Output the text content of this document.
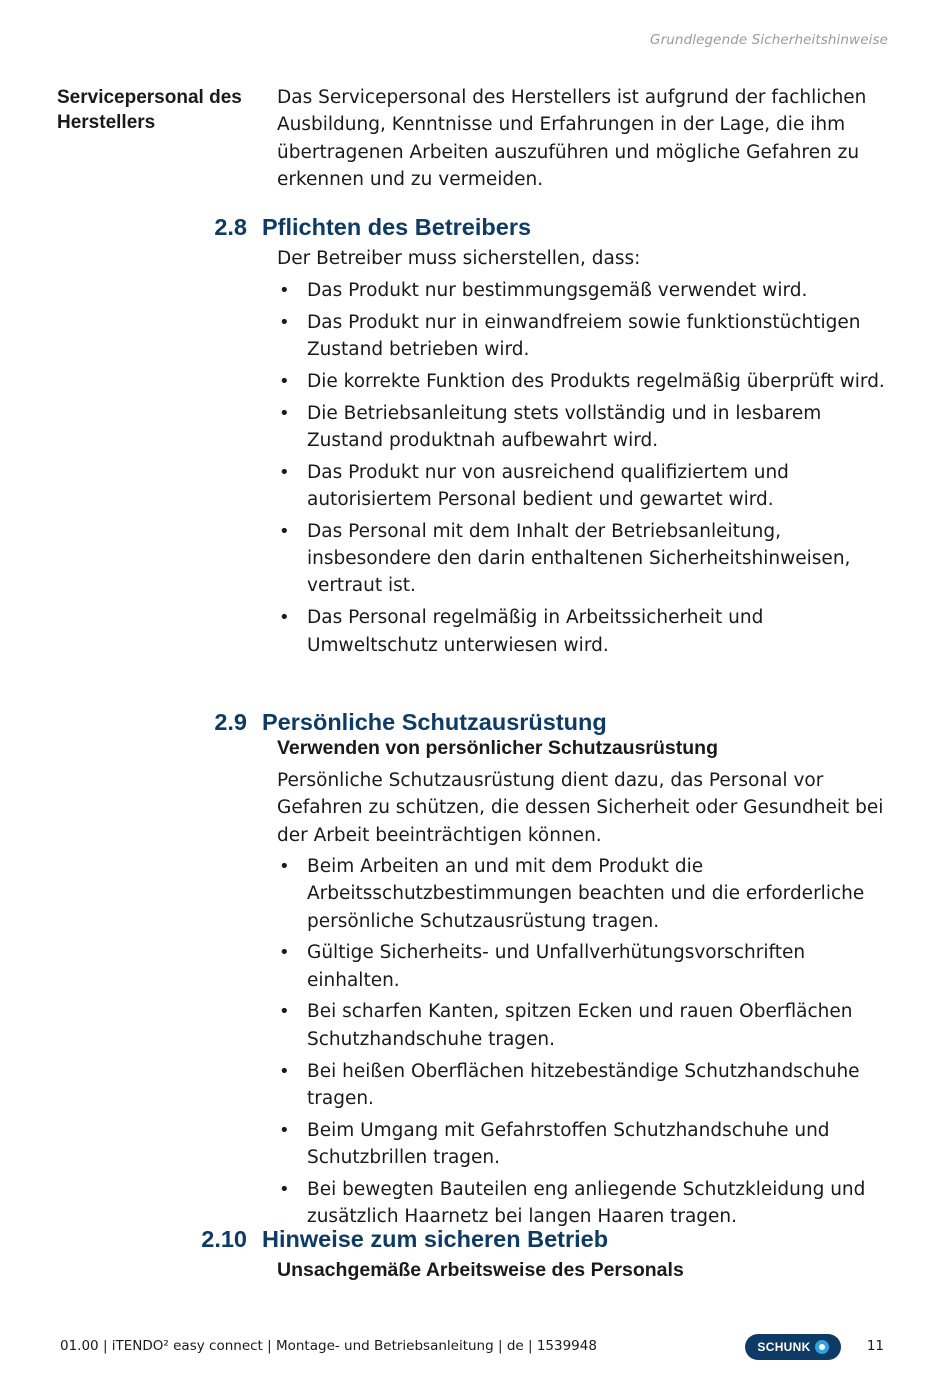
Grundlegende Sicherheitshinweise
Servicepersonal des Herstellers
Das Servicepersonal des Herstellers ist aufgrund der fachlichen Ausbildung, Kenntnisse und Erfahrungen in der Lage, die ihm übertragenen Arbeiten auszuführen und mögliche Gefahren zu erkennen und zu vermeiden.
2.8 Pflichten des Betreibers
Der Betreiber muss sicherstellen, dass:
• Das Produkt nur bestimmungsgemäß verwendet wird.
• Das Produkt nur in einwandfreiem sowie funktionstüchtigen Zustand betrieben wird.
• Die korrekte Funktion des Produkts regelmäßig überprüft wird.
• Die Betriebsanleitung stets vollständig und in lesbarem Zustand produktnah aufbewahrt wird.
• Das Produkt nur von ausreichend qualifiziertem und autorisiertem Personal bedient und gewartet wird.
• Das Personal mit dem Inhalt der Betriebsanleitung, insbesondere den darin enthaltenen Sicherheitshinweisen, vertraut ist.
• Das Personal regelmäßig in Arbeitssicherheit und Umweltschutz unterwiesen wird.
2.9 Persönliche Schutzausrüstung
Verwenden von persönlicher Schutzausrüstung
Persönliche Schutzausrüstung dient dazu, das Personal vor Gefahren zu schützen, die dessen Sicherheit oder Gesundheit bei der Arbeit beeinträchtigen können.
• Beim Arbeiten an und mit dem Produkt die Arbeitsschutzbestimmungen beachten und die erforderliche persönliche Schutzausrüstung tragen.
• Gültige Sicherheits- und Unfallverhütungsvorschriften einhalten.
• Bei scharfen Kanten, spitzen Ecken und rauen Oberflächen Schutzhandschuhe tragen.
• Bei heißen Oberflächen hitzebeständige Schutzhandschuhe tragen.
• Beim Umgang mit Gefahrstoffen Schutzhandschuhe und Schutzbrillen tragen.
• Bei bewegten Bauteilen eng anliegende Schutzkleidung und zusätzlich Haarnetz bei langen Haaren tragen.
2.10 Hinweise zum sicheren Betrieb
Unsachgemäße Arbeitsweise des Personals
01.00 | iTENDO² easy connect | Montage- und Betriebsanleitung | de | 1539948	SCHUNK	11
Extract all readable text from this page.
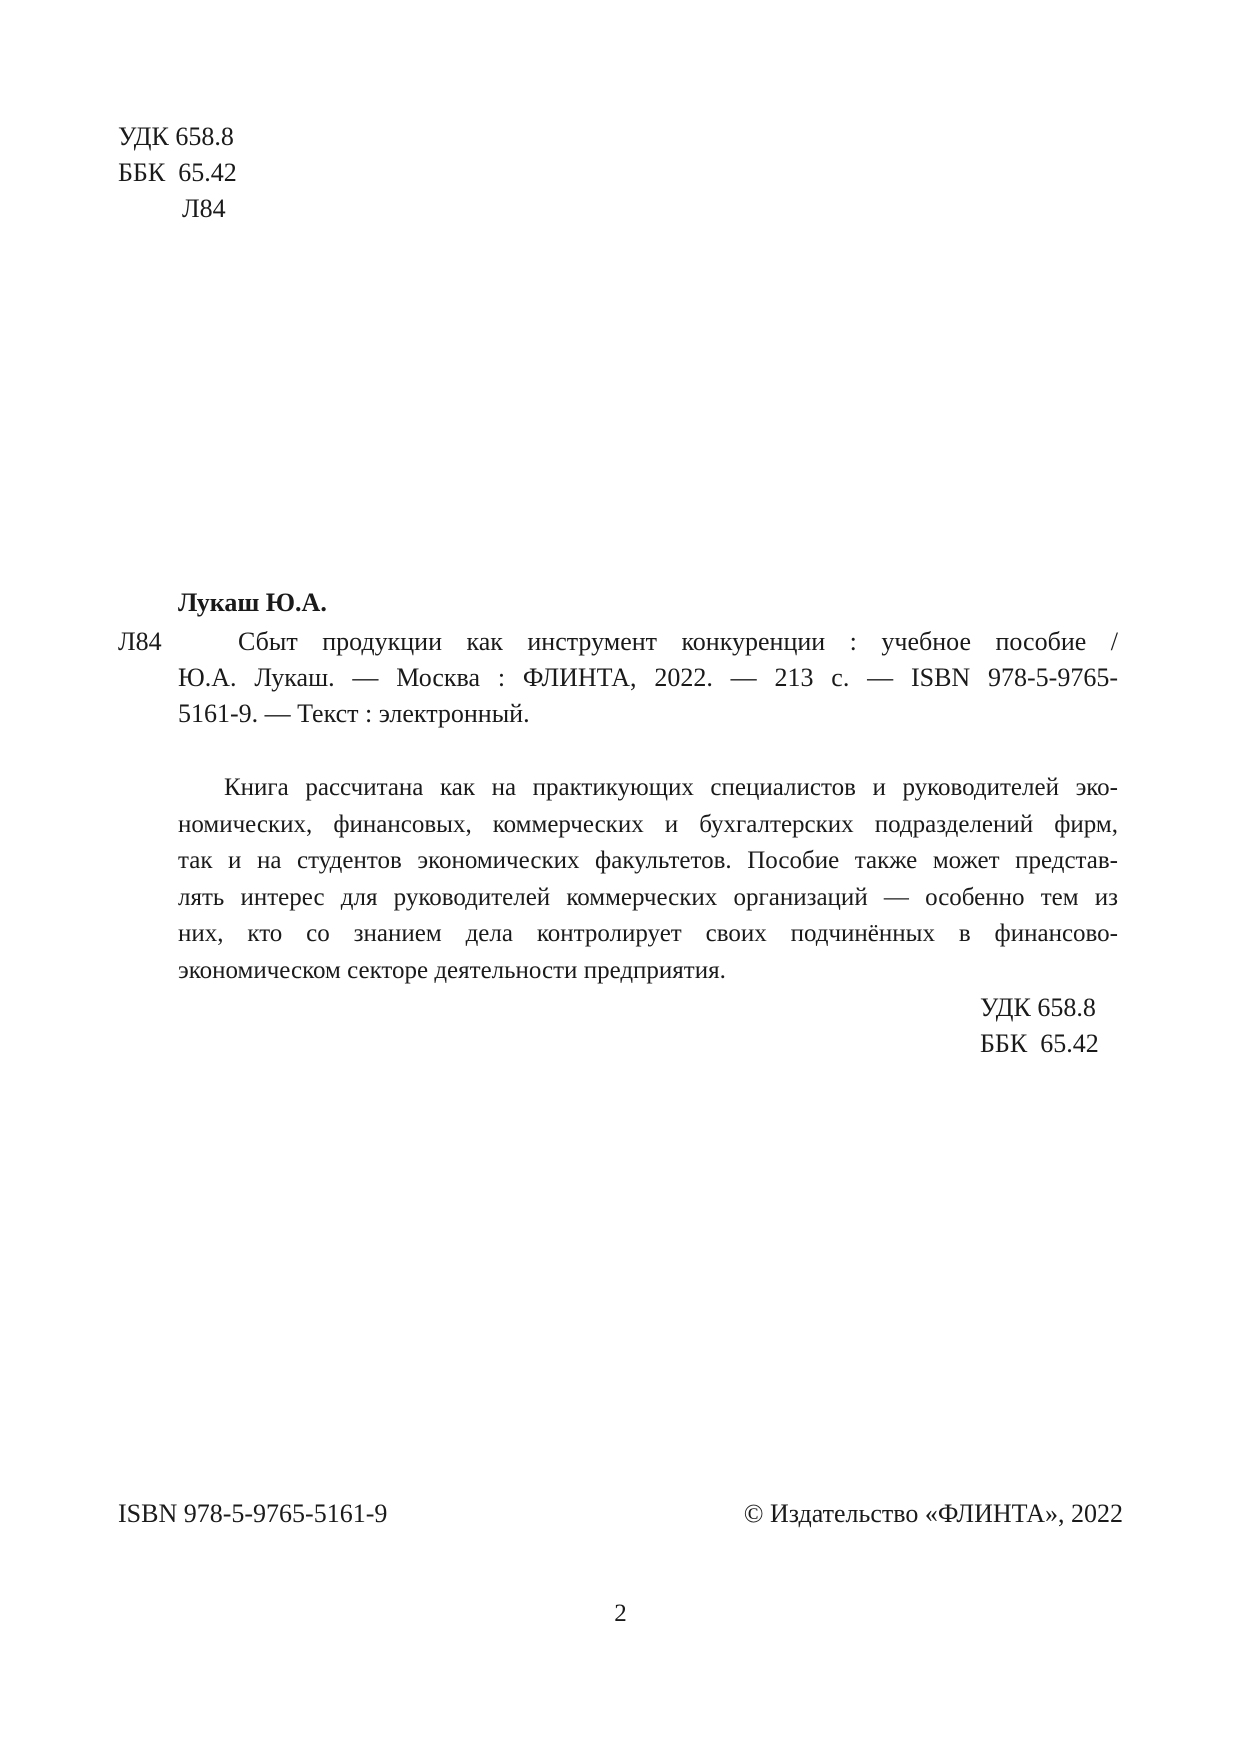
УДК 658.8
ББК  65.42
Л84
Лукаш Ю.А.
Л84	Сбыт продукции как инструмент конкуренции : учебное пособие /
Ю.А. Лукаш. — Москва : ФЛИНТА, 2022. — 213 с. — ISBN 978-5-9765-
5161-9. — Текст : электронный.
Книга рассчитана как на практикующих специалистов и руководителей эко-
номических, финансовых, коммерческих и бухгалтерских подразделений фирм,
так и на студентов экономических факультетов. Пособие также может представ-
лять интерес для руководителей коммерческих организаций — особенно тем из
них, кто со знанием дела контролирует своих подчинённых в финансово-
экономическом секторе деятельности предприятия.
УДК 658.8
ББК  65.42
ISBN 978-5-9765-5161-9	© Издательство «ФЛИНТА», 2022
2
________________________________________
> Written problem: Every record above should come back exactly, but without its pictures.

> Exercise output:
Output the text content of this document.
Grundlegende Sicherheitshinweise
Servicepersonal des Herstellers
Das Servicepersonal des Herstellers ist aufgrund der fachlichen Ausbildung, Kenntnisse und Erfahrungen in der Lage, die ihm übertragenen Arbeiten auszuführen und mögliche Gefahren zu erkennen und zu vermeiden.
2.8 Pflichten des Betreibers
Der Betreiber muss sicherstellen, dass:
• Das Produkt nur bestimmungsgemäß verwendet wird.
• Das Produkt nur in einwandfreiem sowie funktionstüchtigen Zustand betrieben wird.
• Die korrekte Funktion des Produkts regelmäßig überprüft wird.
• Die Betriebsanleitung stets vollständig und in lesbarem Zustand produktnah aufbewahrt wird.
• Das Produkt nur von ausreichend qualifiziertem und autorisiertem Personal bedient und gewartet wird.
• Das Personal mit dem Inhalt der Betriebsanleitung, insbesondere den darin enthaltenen Sicherheitshinweisen, vertraut ist.
• Das Personal regelmäßig in Arbeitssicherheit und Umweltschutz unterwiesen wird.
2.9 Persönliche Schutzausrüstung
Verwenden von persönlicher Schutzausrüstung
Persönliche Schutzausrüstung dient dazu, das Personal vor Gefahren zu schützen, die dessen Sicherheit oder Gesundheit bei der Arbeit beeinträchtigen können.
• Beim Arbeiten an und mit dem Produkt die Arbeitsschutzbestimmungen beachten und die erforderliche persönliche Schutzausrüstung tragen.
• Gültige Sicherheits- und Unfallverhütungsvorschriften einhalten.
• Bei scharfen Kanten, spitzen Ecken und rauen Oberflächen Schutzhandschuhe tragen.
• Bei heißen Oberflächen hitzebeständige Schutzhandschuhe tragen.
• Beim Umgang mit Gefahrstoffen Schutzhandschuhe und Schutzbrillen tragen.
• Bei bewegten Bauteilen eng anliegende Schutzkleidung und zusätzlich Haarnetz bei langen Haaren tragen.
2.10 Hinweise zum sicheren Betrieb
Unsachgemäße Arbeitsweise des Personals
01.00 | iTENDO² easy connect | Montage- und Betriebsanleitung | de | 1539948	SCHUNK	11
Extract all readable text from this page.
УДК 658.8
ББК  65.42
Л84
Лукаш Ю.А.
Л84	Сбыт продукции как инструмент конкуренции : учебное пособие /
Ю.А. Лукаш. — Москва : ФЛИНТА, 2022. — 213 с. — ISBN 978-5-9765-
5161-9. — Текст : электронный.
Книга рассчитана как на практикующих специалистов и руководителей эко-
номических, финансовых, коммерческих и бухгалтерских подразделений фирм,
так и на студентов экономических факультетов. Пособие также может представ-
лять интерес для руководителей коммерческих организаций — особенно тем из
них, кто со знанием дела контролирует своих подчинённых в финансово-
экономическом секторе деятельности предприятия.
УДК 658.8
ББК  65.42
ISBN 978-5-9765-5161-9	© Издательство «ФЛИНТА», 2022
2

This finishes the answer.